**SET TASK A:** Give as a numbered list every line in the listing below, from its first line down to the line containing "step-caption: 7. Reverse", both included, leaving out any blank lines.

**PASSAGE GIVEN:**

____________

[fix] pytest and fix dyn grid bug

2024-03-13 17:28:32 +08:00 · 2024-03-13 17:28:32 +08:00 · 1821a6dab0
parent 633e95b301
commit 1821a6dab0
4 changed files with 135 additions and 8 deletions
--- a/colossalai/inference/config.py
+++ b/colossalai/inference/config.py
@ -10,6 +10,8 @@ import torch
 import torch.distributed as dist
 from transformers.generation import GenerationConfig
 from colossalai.inference.flash_decoding_utils import FDIntermTensors
 GibiByte = 1024**3
 logger = logging.Logger(__name__)
@ -45,13 +47,16 @@ class InputMetaData:
    block_tables: torch.Tensor = None
    sequence_lengths: torch.Tensor = None
-    fd_inter_tensor: torch.Tensor = None
+    fd_inter_tensor: FDIntermTensors = None
    batch_size: int = 64  # current_batch_size
    is_prompts: bool = False
    use_cuda_graph: bool = False
    kv_seq_len: int = 512
    head_dim: int = 32
    def __repr__(self) -> str:
        return f"InputMetaData(block_tables={self.block_tables}, sequence_lengths={self.sequence_lengths}, fd_inter_tensor={self.fd_inter_tensor}, batch_size={self.batch_size}, is_prompts={self.is_prompts}, use_cuda_graph={self.use_cuda_graph}, kv_seq_len={self.kv_seq_len}, head_dim={self.head_dim})"
@dataclass
 class InferenceConfig:
@ -117,9 +122,10 @@ class InferenceConfig:
    # cuda_graph
    use_cuda_graph: bool = False
-    max_context_len_to_capture: int = max_input_len * max_output_len
+    max_context_len_to_capture: int = 512
    def __post_init__(self):
        self.max_context_len_to_capture = self.max_input_len + self.max_output_len
        self._verify_config()
    def _verify_config(self) -> None:
--- a/colossalai/inference/core/engine.py
+++ b/colossalai/inference/core/engine.py
@ -118,6 +118,10 @@ class InferenceEngine:
        max_num_blocks = (max_context_len_to_capture + block_size - 1) // block_size
        input_tokens_ids = torch.zeros(max_batch_size, dtype=torch.long).cuda()
        self.graph_block_tables = np.zeros((max(_BATCH_SIZES_TO_CAPTURE), max_num_blocks), dtype=np.int32)
        self.graph_block_tables[:, 0] = np.arange(max_num_blocks, max_num_blocks + max(_BATCH_SIZES_TO_CAPTURE))
        self.graph_block_tables[0, :] = np.arange(
            0, max_num_blocks
        )  # NOTE this is a hack to insure cuda grpah could capture the fixed cuda kernel grid in flash decoding, to make the first seqlen as the max_seq_len
        block_tables = torch.from_numpy(self.graph_block_tables).cuda()

____________

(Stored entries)

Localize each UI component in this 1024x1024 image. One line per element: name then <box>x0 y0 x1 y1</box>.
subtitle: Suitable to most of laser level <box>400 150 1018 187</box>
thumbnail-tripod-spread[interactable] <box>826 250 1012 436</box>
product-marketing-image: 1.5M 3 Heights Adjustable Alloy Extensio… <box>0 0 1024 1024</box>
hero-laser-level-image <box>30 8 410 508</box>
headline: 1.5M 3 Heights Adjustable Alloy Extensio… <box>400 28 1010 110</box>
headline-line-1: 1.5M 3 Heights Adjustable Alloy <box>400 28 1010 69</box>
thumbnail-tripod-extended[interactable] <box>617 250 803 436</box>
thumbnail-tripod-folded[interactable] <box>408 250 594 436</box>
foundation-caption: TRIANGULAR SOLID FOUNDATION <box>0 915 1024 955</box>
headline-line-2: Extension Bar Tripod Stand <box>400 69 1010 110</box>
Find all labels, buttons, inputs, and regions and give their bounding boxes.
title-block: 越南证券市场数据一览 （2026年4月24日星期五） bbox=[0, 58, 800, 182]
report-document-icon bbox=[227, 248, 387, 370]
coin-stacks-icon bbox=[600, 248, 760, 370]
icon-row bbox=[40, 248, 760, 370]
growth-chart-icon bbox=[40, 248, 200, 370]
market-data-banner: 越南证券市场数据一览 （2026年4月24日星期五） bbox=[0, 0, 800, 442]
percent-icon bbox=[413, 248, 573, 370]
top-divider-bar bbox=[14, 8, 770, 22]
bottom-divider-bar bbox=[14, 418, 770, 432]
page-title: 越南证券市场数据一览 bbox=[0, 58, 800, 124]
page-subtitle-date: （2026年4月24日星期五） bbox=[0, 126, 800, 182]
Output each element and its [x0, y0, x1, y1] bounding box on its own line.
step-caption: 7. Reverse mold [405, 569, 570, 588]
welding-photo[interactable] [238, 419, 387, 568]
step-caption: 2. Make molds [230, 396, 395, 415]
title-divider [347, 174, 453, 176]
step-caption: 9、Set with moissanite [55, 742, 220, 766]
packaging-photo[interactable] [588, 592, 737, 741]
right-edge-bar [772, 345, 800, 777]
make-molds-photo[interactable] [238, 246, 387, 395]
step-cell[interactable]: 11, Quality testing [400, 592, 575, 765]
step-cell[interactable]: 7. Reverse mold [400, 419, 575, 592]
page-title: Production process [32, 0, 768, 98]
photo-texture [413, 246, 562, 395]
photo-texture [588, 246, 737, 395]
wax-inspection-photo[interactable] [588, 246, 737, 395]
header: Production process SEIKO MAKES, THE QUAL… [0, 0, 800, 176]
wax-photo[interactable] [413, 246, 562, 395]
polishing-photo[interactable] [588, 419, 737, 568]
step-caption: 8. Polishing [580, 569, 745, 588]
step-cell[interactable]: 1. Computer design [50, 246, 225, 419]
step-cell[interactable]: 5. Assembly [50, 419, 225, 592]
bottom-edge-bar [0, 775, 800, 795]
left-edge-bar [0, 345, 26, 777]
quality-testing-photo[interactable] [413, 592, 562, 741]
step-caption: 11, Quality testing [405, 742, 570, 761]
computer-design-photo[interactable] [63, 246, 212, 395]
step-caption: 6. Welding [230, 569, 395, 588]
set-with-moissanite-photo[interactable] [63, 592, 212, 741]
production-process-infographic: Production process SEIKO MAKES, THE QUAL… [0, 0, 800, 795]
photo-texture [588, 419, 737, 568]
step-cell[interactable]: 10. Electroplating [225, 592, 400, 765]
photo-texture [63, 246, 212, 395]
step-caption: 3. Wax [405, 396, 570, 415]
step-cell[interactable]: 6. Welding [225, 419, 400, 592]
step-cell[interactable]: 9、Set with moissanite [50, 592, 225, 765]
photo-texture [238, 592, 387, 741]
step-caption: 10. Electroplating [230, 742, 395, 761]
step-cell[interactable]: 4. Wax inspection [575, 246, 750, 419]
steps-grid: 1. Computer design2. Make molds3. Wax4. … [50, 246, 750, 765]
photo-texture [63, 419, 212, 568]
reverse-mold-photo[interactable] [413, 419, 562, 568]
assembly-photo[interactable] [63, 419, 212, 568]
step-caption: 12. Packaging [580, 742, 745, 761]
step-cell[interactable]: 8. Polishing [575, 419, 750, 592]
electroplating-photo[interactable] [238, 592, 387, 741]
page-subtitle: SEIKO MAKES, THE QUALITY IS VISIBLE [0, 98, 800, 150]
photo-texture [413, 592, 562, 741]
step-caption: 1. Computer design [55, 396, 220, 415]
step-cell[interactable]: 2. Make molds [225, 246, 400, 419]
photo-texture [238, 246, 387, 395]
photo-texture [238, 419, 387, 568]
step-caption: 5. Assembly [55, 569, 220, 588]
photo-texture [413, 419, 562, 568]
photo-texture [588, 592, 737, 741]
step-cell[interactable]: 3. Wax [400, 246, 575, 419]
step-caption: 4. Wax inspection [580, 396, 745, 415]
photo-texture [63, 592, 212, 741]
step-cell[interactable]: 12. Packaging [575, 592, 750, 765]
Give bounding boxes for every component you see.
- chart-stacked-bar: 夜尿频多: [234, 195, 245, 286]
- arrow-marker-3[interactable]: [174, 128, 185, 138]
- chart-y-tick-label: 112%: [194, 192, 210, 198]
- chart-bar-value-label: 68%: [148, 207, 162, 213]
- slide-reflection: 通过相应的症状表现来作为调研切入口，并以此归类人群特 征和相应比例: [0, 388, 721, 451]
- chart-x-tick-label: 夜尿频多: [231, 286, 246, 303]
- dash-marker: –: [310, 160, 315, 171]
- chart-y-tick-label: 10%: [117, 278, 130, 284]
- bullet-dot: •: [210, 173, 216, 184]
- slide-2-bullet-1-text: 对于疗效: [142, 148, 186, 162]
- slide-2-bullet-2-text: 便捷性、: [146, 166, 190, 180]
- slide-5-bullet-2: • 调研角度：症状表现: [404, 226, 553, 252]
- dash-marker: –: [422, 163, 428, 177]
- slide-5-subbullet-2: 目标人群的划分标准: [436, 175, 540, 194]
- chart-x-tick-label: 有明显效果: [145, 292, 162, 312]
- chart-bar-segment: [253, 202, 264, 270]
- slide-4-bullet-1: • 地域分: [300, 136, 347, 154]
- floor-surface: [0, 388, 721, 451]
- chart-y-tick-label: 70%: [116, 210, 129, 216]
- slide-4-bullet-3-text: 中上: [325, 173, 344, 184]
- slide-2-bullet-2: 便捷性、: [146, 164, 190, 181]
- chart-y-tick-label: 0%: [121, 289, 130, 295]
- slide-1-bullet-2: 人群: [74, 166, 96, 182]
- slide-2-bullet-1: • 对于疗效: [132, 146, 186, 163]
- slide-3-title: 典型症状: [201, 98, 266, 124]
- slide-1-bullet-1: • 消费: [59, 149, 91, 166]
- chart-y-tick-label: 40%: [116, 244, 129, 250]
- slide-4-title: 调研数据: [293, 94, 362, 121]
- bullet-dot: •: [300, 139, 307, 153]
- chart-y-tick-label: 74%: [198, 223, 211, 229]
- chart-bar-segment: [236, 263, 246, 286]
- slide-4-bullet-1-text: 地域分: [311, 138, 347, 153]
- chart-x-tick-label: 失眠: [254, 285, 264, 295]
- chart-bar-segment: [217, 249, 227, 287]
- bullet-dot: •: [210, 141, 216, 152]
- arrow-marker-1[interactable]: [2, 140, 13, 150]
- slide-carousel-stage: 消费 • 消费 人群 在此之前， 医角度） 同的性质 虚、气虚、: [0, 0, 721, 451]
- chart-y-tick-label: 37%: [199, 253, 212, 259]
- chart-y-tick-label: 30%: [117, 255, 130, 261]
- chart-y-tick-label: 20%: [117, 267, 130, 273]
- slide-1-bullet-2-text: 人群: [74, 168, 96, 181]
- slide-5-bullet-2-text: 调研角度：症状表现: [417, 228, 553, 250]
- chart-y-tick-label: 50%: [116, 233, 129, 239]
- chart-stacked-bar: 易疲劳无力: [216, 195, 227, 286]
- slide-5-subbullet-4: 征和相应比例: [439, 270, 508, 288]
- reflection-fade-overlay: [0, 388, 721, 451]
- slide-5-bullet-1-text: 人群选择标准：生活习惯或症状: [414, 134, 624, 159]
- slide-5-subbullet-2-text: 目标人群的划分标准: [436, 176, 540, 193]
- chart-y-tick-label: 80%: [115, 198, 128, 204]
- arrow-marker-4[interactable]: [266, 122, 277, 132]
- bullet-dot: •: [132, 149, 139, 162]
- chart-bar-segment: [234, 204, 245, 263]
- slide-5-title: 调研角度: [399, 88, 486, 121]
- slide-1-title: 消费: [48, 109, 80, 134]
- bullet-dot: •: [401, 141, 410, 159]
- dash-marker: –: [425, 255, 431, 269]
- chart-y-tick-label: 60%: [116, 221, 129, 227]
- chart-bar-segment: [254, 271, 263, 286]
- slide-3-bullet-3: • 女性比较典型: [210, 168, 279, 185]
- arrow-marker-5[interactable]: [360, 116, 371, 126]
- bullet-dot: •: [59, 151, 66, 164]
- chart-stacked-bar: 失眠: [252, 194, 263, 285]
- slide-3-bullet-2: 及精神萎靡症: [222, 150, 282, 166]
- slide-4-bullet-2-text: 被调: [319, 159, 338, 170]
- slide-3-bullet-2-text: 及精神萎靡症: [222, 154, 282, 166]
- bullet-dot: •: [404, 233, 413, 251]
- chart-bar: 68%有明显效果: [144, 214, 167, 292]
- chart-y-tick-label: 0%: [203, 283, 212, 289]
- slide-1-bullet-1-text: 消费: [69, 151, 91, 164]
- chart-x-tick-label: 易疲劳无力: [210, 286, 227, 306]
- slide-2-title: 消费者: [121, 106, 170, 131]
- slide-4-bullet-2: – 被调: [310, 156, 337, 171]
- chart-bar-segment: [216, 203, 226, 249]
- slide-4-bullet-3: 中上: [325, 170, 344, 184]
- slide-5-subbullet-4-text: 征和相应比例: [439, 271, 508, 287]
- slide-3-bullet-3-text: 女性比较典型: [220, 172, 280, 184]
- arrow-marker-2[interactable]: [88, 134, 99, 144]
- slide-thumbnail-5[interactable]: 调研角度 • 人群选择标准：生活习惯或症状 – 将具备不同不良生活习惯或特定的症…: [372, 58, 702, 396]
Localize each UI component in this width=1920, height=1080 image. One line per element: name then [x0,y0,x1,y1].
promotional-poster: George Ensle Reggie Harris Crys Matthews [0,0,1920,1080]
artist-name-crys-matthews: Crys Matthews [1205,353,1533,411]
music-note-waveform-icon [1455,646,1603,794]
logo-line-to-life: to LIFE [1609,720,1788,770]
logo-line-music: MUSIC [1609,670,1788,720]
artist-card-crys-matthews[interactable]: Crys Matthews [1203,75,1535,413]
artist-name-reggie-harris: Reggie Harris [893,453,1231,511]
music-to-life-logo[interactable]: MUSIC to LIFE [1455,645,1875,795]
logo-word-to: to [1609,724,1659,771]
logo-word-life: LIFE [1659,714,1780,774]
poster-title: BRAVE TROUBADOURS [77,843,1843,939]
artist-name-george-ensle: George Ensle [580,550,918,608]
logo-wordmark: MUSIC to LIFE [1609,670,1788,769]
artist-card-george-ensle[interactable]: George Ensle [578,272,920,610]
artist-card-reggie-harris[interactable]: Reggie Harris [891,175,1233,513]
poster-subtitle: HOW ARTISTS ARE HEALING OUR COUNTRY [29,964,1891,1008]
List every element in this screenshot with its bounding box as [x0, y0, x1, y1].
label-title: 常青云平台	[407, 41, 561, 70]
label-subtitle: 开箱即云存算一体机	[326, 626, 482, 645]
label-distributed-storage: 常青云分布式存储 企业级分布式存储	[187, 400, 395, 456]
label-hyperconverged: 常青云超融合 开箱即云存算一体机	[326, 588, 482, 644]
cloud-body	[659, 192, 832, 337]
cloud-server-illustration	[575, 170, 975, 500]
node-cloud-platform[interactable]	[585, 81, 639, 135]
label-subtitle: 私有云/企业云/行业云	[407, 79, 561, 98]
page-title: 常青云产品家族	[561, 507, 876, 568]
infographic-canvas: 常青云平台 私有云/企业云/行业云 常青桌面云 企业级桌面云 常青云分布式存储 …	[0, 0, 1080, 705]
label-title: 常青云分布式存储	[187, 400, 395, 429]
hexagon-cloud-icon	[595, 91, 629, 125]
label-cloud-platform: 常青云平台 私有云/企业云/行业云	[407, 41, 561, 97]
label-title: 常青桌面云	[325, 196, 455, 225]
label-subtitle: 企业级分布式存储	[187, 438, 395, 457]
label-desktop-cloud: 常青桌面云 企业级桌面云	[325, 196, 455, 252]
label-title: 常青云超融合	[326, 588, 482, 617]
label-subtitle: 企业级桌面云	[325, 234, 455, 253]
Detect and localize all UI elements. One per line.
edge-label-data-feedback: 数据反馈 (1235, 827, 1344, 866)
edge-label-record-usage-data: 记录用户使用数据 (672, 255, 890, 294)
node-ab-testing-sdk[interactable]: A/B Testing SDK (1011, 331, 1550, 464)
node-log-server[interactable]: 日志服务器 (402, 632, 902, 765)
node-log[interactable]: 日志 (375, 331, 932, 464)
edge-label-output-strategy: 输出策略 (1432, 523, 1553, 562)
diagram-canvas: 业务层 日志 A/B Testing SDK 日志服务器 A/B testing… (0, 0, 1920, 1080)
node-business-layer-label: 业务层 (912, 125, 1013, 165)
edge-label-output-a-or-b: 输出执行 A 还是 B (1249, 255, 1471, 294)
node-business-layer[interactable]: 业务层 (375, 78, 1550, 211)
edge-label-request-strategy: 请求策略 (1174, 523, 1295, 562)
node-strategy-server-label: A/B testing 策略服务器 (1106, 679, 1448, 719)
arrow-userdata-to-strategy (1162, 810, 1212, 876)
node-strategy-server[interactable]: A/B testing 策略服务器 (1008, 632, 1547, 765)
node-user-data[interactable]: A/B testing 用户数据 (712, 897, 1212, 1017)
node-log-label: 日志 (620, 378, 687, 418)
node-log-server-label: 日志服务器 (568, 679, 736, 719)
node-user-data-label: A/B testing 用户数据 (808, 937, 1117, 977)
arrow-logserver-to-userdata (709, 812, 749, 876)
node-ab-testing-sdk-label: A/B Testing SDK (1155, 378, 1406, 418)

____________

**SET TASK B:** Extract from the commit diff above everything from "[fix] pytest and" down to "logger = logging.Logger(__name__)", copied with no changes.

**EXERCISE RESULT A:**
1. Localize each UI component in this 1024x1024 image. One line per element: name then <box>x0 y0 x1 y1</box>.
2. subtitle: Suitable to most of laser level <box>400 150 1018 187</box>
3. thumbnail-tripod-spread[interactable] <box>826 250 1012 436</box>
4. product-marketing-image: 1.5M 3 Heights Adjustable Alloy Extensio… <box>0 0 1024 1024</box>
5. hero-laser-level-image <box>30 8 410 508</box>
6. headline: 1.5M 3 Heights Adjustable Alloy Extensio… <box>400 28 1010 110</box>
7. headline-line-1: 1.5M 3 Heights Adjustable Alloy <box>400 28 1010 69</box>
8. thumbnail-tripod-extended[interactable] <box>617 250 803 436</box>
9. thumbnail-tripod-folded[interactable] <box>408 250 594 436</box>
10. foundation-caption: TRIANGULAR SOLID FOUNDATION <box>0 915 1024 955</box>
11. headline-line-2: Extension Bar Tripod Stand <box>400 69 1010 110</box>
12. Find all labels, buttons, inputs, and regions and give their bounding boxes.
13. title-block: 越南证券市场数据一览 （2026年4月24日星期五） bbox=[0, 58, 800, 182]
14. report-document-icon bbox=[227, 248, 387, 370]
15. coin-stacks-icon bbox=[600, 248, 760, 370]
16. icon-row bbox=[40, 248, 760, 370]
17. growth-chart-icon bbox=[40, 248, 200, 370]
18. market-data-banner: 越南证券市场数据一览 （2026年4月24日星期五） bbox=[0, 0, 800, 442]
19. percent-icon bbox=[413, 248, 573, 370]
20. top-divider-bar bbox=[14, 8, 770, 22]
21. bottom-divider-bar bbox=[14, 418, 770, 432]
22. page-title: 越南证券市场数据一览 bbox=[0, 58, 800, 124]
23. page-subtitle-date: （2026年4月24日星期五） bbox=[0, 126, 800, 182]
24. Output each element and its [x0, y0, x1, y1] bounding box on its own line.
25. step-caption: 7. Reverse mold [405, 569, 570, 588]

**EXERCISE RESULT B:**
[fix] pytest and fix dyn grid bug

2024-03-13 17:28:32 +08:00 · 2024-03-13 17:28:32 +08:00 · 1821a6dab0
parent 633e95b301
commit 1821a6dab0
4 changed files with 135 additions and 8 deletions
--- a/colossalai/inference/config.py
+++ b/colossalai/inference/config.py
@ -10,6 +10,8 @@ import torch
 import torch.distributed as dist
 from transformers.generation import GenerationConfig
 from colossalai.inference.flash_decoding_utils import FDIntermTensors
 GibiByte = 1024**3
 logger = logging.Logger(__name__)